Фрагмент текста =>
▬▬▬▬▬▬
Конечно, этой опоры не нашел бы Толстой в Достоевском. Слишком он был сам по себе, слишком далек путь его мысли от исканий Достоевского. Ему и не нужна была опора, иначе он и не потерял бы ее в живом Достоевском, но нашел бы ее в Достоевском бессмертном, в книгах Достоевского, как в конце концов нашли ее здесь разнообразные русские люди.

Начало было положено. Но это было только начало. Через три дня после смерти Достоевского в годовом собрании Литературного Фонда его председатель, известный историк литературы и литературный критик В.П. Гаевский говорил: «Ф.М. Достоевский с первых шагов своего литературного поприща заслужил громкую известность, которая, возрастая в течение всей его литературной деятельности, перешла в такие овации, которых еще не удостаивался не один русский писатель. Тайна этого небывалого еще у нас общественного сочувствия лежит в свойстве таланта покойного. Можно спорить о достоинстве его произведений, но нельзя не признать, что все они проникнуты истинно-христианскою любовью к бедному человеку»...
▬▬▬▬▬▬
Исходные данные =>

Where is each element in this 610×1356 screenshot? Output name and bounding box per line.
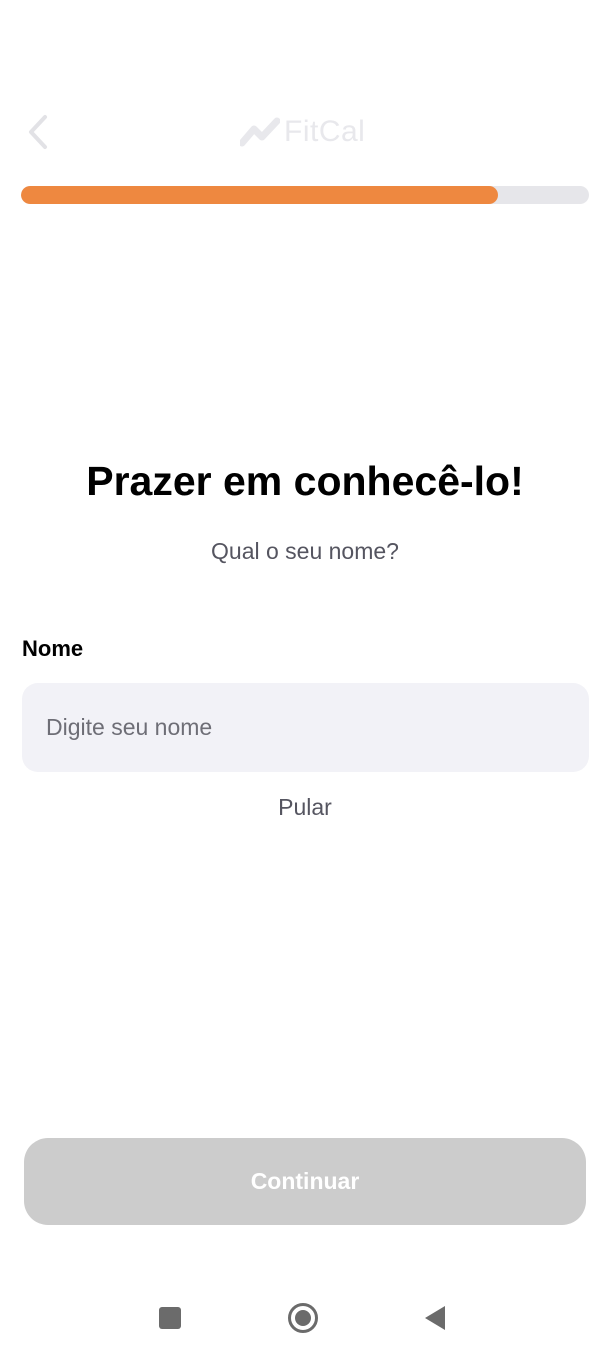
▬▬▬▬▬▬
Задания =>
a: Ответьте на вопросы по фрагменту, пометив ответы так же, как вопросы.
(i) В ком, согласно фрагменту, Толстой не нашел бы этой опоры?
(ii) Через сколько дней после смерти Достоевского прошло годовое собрание Литературного Фонда?
(iii) Чем, по словам Гаевского, проникнуты все произведения Достоевского?
b: Верните из фрагмента без изменений отрывок от слов «Конечно, этой опоры» до слов «разнообразные русские люди.» включительно.
Строки для этой работы не нужны.

Ответы =>
a:
(i) В Достоевском.
(ii) Через три дня.
(iii) Истинно-христианскою любовью к бедному человеку.

b:
Конечно, этой опоры не нашел бы Толстой в Достоевском. Слишком он был сам по себе, слишком далек путь его мысли от исканий Достоевского. Ему и не нужна была опора, иначе он и не потерял бы ее в живом Достоевском, но нашел бы ее в Достоевском бессмертном, в книгах Достоевского, как в конце концов нашли ее здесь разнообразные русские люди.